◆ **WHAT THIS TASK INVOLVES**
Which lines include the word "Time"? Copy each of them.

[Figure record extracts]
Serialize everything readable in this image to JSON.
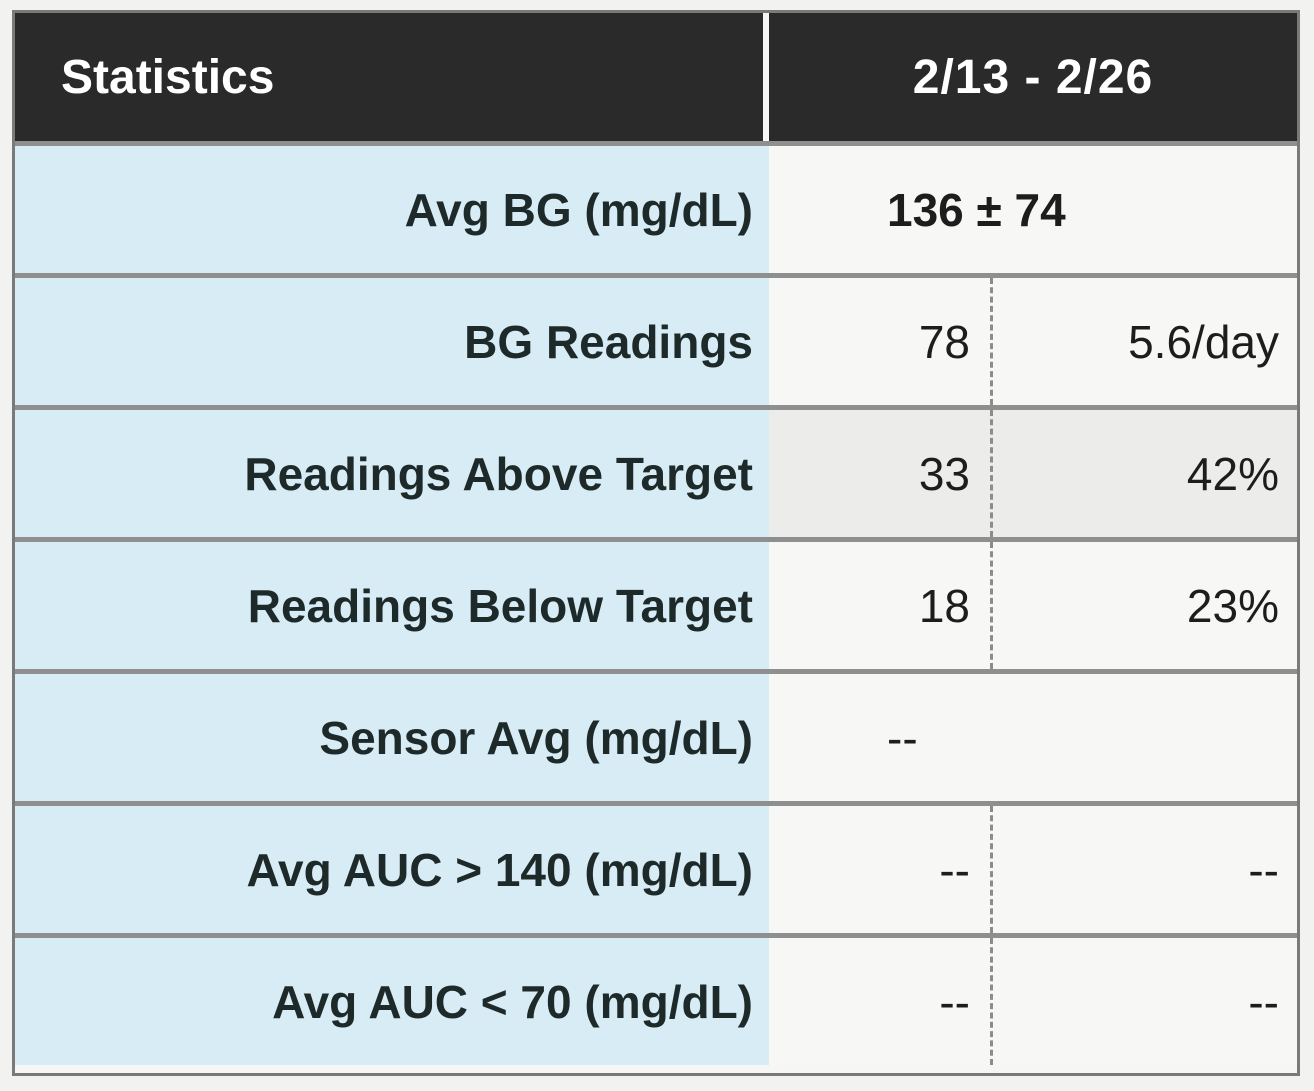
{
  "header": {
    "title": "Statistics",
    "date_range": "2/13  - 2/26"
  },
  "rows": [
    {
      "label": "Avg BG (mg/dL)",
      "value": "136 ± 74"
    },
    {
      "label": "BG Readings",
      "value_a": "78",
      "value_b": "5.6/day"
    },
    {
      "label": "Readings Above Target",
      "value_a": "33",
      "value_b": "42%"
    },
    {
      "label": "Readings Below Target",
      "value_a": "18",
      "value_b": "23%"
    },
    {
      "label": "Sensor Avg (mg/dL)",
      "value": "--"
    },
    {
      "label": "Avg AUC > 140 (mg/dL)",
      "value_a": "--",
      "value_b": "--"
    },
    {
      "label": "Avg AUC < 70 (mg/dL)",
      "value_a": "--",
      "value_b": "--"
    }
  ]
}
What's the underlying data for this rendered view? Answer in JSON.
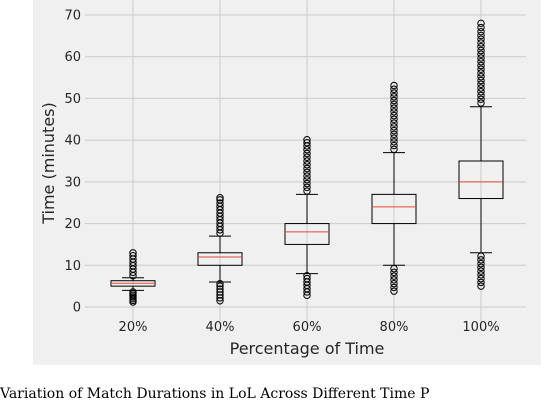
{
  "caption": "Variation of Match Durations in LoL Across Different Time P",
  "chart_data": {
    "type": "box",
    "title": "",
    "xlabel": "Percentage of Time",
    "ylabel": "Time (minutes)",
    "ylim": [
      0,
      70
    ],
    "yticks": [
      0,
      10,
      20,
      30,
      40,
      50,
      60,
      70
    ],
    "grid": true,
    "colors": {
      "background": "#f0f0f0",
      "grid": "#cbcbcb",
      "box": "#000000",
      "median": "#e24a33"
    },
    "categories": [
      "20%",
      "40%",
      "60%",
      "80%",
      "100%"
    ],
    "boxes": [
      {
        "category": "20%",
        "whisker_low": 4,
        "q1": 5,
        "median": 5.7,
        "q3": 6.3,
        "whisker_high": 7,
        "fliers": [
          1.2,
          1.6,
          2.0,
          2.4,
          2.8,
          3.2,
          3.6,
          7.5,
          8.3,
          9.1,
          9.9,
          10.7,
          11.5,
          12.3,
          13
        ]
      },
      {
        "category": "40%",
        "whisker_low": 6,
        "q1": 10,
        "median": 12,
        "q3": 13,
        "whisker_high": 17,
        "fliers": [
          1.5,
          2.2,
          2.9,
          3.6,
          4.3,
          5.0,
          5.6,
          17.7,
          18.5,
          19.3,
          20.1,
          20.9,
          21.7,
          22.5,
          23.3,
          24.1,
          24.9,
          25.7,
          26.2
        ]
      },
      {
        "category": "60%",
        "whisker_low": 8,
        "q1": 15,
        "median": 18,
        "q3": 20,
        "whisker_high": 27,
        "fliers": [
          2.8,
          3.6,
          4.4,
          5.2,
          6.0,
          6.8,
          7.5,
          27.8,
          28.7,
          29.6,
          30.5,
          31.4,
          32.3,
          33.2,
          34.1,
          35.0,
          35.9,
          36.8,
          37.7,
          38.6,
          39.4,
          40.1
        ]
      },
      {
        "category": "80%",
        "whisker_low": 10,
        "q1": 20,
        "median": 24,
        "q3": 27,
        "whisker_high": 37,
        "fliers": [
          3.8,
          4.7,
          5.6,
          6.5,
          7.4,
          8.3,
          9.2,
          37.8,
          38.7,
          39.6,
          40.5,
          41.4,
          42.3,
          43.2,
          44.1,
          45.0,
          45.9,
          46.8,
          47.7,
          48.6,
          49.5,
          50.4,
          51.3,
          52.2,
          53.1
        ]
      },
      {
        "category": "100%",
        "whisker_low": 13,
        "q1": 26,
        "median": 30,
        "q3": 35,
        "whisker_high": 48,
        "fliers": [
          5.0,
          5.9,
          6.8,
          7.7,
          8.6,
          9.5,
          10.4,
          11.3,
          12.2,
          48.9,
          49.8,
          50.7,
          51.6,
          52.5,
          53.4,
          54.3,
          55.2,
          56.1,
          57.0,
          57.9,
          58.8,
          59.7,
          60.6,
          61.5,
          62.4,
          63.3,
          64.2,
          65.1,
          66.0,
          67.0,
          68.0
        ]
      }
    ]
  }
}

◆ **SOLUTION FOR THIS TASK**
  "caption": "Variation of Match Durations in LoL Across Different Time P",
    "xlabel": "Percentage of Time",
    "ylabel": "Time (minutes)",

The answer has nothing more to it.